• **INSTRUCTION**
Your task is to reproduce the material exactly.

Stored entries:
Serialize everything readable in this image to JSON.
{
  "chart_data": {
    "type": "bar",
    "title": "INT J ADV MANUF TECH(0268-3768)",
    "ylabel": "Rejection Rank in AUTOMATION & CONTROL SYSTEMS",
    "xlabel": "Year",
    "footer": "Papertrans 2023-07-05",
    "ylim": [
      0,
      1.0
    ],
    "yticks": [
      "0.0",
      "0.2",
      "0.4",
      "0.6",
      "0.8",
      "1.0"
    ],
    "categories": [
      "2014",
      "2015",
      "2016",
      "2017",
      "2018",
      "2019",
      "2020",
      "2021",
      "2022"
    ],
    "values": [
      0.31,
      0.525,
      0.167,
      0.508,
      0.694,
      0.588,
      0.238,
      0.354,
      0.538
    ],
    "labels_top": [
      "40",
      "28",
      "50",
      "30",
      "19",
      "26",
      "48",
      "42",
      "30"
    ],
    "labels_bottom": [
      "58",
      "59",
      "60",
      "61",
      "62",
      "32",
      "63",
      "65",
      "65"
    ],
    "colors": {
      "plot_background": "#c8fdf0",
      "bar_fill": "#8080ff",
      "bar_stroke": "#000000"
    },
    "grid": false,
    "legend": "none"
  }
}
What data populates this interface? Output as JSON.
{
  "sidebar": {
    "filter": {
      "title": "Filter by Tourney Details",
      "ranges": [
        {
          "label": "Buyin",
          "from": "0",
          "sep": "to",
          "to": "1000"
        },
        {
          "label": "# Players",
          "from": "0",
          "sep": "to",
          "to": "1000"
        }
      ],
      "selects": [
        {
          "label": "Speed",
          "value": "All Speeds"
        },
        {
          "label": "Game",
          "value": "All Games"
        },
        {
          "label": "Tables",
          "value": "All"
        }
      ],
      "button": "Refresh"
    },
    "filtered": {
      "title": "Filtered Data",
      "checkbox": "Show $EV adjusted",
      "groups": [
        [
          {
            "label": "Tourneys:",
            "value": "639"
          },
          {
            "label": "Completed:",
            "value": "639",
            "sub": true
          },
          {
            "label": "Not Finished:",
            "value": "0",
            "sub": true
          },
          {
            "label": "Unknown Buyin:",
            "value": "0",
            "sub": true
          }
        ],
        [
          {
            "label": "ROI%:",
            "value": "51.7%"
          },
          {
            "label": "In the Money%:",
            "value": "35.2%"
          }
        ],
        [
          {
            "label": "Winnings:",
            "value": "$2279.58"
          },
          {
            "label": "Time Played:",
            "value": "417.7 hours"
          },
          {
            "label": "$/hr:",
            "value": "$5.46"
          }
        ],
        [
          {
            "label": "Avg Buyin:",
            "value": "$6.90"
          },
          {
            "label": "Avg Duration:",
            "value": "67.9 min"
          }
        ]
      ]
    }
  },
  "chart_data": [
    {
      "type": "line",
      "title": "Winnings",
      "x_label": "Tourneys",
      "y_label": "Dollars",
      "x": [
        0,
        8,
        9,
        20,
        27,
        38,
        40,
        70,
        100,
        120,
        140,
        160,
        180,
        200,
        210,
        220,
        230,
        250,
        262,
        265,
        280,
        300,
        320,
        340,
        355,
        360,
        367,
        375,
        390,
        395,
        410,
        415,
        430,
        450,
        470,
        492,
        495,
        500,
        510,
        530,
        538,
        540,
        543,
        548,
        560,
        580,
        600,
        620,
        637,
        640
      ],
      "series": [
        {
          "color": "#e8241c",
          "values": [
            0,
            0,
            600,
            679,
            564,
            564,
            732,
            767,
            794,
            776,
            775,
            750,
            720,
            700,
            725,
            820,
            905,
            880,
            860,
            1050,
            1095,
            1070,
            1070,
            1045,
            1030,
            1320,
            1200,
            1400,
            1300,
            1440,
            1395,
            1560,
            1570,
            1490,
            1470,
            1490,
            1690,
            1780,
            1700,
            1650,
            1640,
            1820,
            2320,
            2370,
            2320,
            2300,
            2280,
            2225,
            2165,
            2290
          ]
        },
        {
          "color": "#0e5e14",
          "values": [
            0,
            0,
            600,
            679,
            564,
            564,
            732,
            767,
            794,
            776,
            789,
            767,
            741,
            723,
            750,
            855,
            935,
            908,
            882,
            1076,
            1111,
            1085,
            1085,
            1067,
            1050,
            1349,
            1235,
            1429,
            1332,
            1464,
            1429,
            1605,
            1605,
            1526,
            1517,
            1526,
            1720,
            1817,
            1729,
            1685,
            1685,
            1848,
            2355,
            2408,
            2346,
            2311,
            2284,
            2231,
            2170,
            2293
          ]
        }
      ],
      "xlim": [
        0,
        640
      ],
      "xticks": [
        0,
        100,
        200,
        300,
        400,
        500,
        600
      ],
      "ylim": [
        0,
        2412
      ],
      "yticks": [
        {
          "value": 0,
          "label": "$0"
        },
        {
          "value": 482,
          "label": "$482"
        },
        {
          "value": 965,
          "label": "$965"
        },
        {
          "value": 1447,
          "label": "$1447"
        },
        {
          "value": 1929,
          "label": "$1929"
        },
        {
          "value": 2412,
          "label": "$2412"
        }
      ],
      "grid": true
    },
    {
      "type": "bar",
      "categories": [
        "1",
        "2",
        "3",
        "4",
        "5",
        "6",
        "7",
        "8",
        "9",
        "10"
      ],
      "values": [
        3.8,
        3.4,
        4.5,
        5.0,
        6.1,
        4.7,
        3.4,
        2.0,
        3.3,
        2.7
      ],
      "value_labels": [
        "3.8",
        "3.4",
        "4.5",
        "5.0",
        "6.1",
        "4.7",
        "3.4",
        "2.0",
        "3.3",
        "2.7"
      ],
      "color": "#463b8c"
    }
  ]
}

• **WRITTEN RESPONSE**
Serialize everything readable in this image to JSON.
{
  "chart_data": {
    "type": "bar",
    "title": "INT J ADV MANUF TECH(0268-3768)",
    "ylabel": "Rejection Rank in AUTOMATION & CONTROL SYSTEMS",
    "xlabel": "Year",
    "footer": "Papertrans 2023-07-05",
    "ylim": [
      0,
      1.0
    ],
    "yticks": [
      "0.0",
      "0.2",
      "0.4",
      "0.6",
      "0.8",
      "1.0"
    ],
    "categories": [
      "2014",
      "2015",
      "2016",
      "2017",
      "2018",
      "2019",
      "2020",
      "2021",
      "2022"
    ],
    "values": [
      0.31,
      0.525,
      0.167,
      0.508,
      0.694,
      0.588,
      0.238,
      0.354,
      0.538
    ],
    "labels_top": [
      "40",
      "28",
      "50",
      "30",
      "19",
      "26",
      "48",
      "42",
      "30"
    ],
    "labels_bottom": [
      "58",
      "59",
      "60",
      "61",
      "62",
      "32",
      "63",
      "65",
      "65"
    ],
    "colors": {
      "plot_background": "#c8fdf0",
      "bar_fill": "#8080ff",
      "bar_stroke": "#000000"
    },
    "grid": false,
    "legend": "none"
  }
}
What data populates this interface? Output as JSON.
{
  "sidebar": {
    "filter": {
      "title": "Filter by Tourney Details",
      "ranges": [
        {
          "label": "Buyin",
          "from": "0",
          "sep": "to",
          "to": "1000"
        },
        {
          "label": "# Players",
          "from": "0",
          "sep": "to",
          "to": "1000"
        }
      ],
      "selects": [
        {
          "label": "Speed",
          "value": "All Speeds"
        },
        {
          "label": "Game",
          "value": "All Games"
        },
        {
          "label": "Tables",
          "value": "All"
        }
      ],
      "button": "Refresh"
    },
    "filtered": {
      "title": "Filtered Data",
      "checkbox": "Show $EV adjusted",
      "groups": [
        [
          {
            "label": "Tourneys:",
            "value": "639"
          },
          {
            "label": "Completed:",
            "value": "639",
            "sub": true
          },
          {
            "label": "Not Finished:",
            "value": "0",
            "sub": true
          },
          {
            "label": "Unknown Buyin:",
            "value": "0",
            "sub": true
          }
        ],
        [
          {
            "label": "ROI%:",
            "value": "51.7%"
          },
          {
            "label": "In the Money%:",
            "value": "35.2%"
          }
        ],
        [
          {
            "label": "Winnings:",
            "value": "$2279.58"
          },
          {
            "label": "Time Played:",
            "value": "417.7 hours"
          },
          {
            "label": "$/hr:",
            "value": "$5.46"
          }
        ],
        [
          {
            "label": "Avg Buyin:",
            "value": "$6.90"
          },
          {
            "label": "Avg Duration:",
            "value": "67.9 min"
          }
        ]
      ]
    }
  },
  "chart_data": [
    {
      "type": "line",
      "title": "Winnings",
      "x_label": "Tourneys",
      "y_label": "Dollars",
      "x": [
        0,
        8,
        9,
        20,
        27,
        38,
        40,
        70,
        100,
        120,
        140,
        160,
        180,
        200,
        210,
        220,
        230,
        250,
        262,
        265,
        280,
        300,
        320,
        340,
        355,
        360,
        367,
        375,
        390,
        395,
        410,
        415,
        430,
        450,
        470,
        492,
        495,
        500,
        510,
        530,
        538,
        540,
        543,
        548,
        560,
        580,
        600,
        620,
        637,
        640
      ],
      "series": [
        {
          "color": "#e8241c",
          "values": [
            0,
            0,
            600,
            679,
            564,
            564,
            732,
            767,
            794,
            776,
            775,
            750,
            720,
            700,
            725,
            820,
            905,
            880,
            860,
            1050,
            1095,
            1070,
            1070,
            1045,
            1030,
            1320,
            1200,
            1400,
            1300,
            1440,
            1395,
            1560,
            1570,
            1490,
            1470,
            1490,
            1690,
            1780,
            1700,
            1650,
            1640,
            1820,
            2320,
            2370,
            2320,
            2300,
            2280,
            2225,
            2165,
            2290
          ]
        },
        {
          "color": "#0e5e14",
          "values": [
            0,
            0,
            600,
            679,
            564,
            564,
            732,
            767,
            794,
            776,
            789,
            767,
            741,
            723,
            750,
            855,
            935,
            908,
            882,
            1076,
            1111,
            1085,
            1085,
            1067,
            1050,
            1349,
            1235,
            1429,
            1332,
            1464,
            1429,
            1605,
            1605,
            1526,
            1517,
            1526,
            1720,
            1817,
            1729,
            1685,
            1685,
            1848,
            2355,
            2408,
            2346,
            2311,
            2284,
            2231,
            2170,
            2293
          ]
        }
      ],
      "xlim": [
        0,
        640
      ],
      "xticks": [
        0,
        100,
        200,
        300,
        400,
        500,
        600
      ],
      "ylim": [
        0,
        2412
      ],
      "yticks": [
        {
          "value": 0,
          "label": "$0"
        },
        {
          "value": 482,
          "label": "$482"
        },
        {
          "value": 965,
          "label": "$965"
        },
        {
          "value": 1447,
          "label": "$1447"
        },
        {
          "value": 1929,
          "label": "$1929"
        },
        {
          "value": 2412,
          "label": "$2412"
        }
      ],
      "grid": true
    },
    {
      "type": "bar",
      "categories": [
        "1",
        "2",
        "3",
        "4",
        "5",
        "6",
        "7",
        "8",
        "9",
        "10"
      ],
      "values": [
        3.8,
        3.4,
        4.5,
        5.0,
        6.1,
        4.7,
        3.4,
        2.0,
        3.3,
        2.7
      ],
      "value_labels": [
        "3.8",
        "3.4",
        "4.5",
        "5.0",
        "6.1",
        "4.7",
        "3.4",
        "2.0",
        "3.3",
        "2.7"
      ],
      "color": "#463b8c"
    }
  ]
}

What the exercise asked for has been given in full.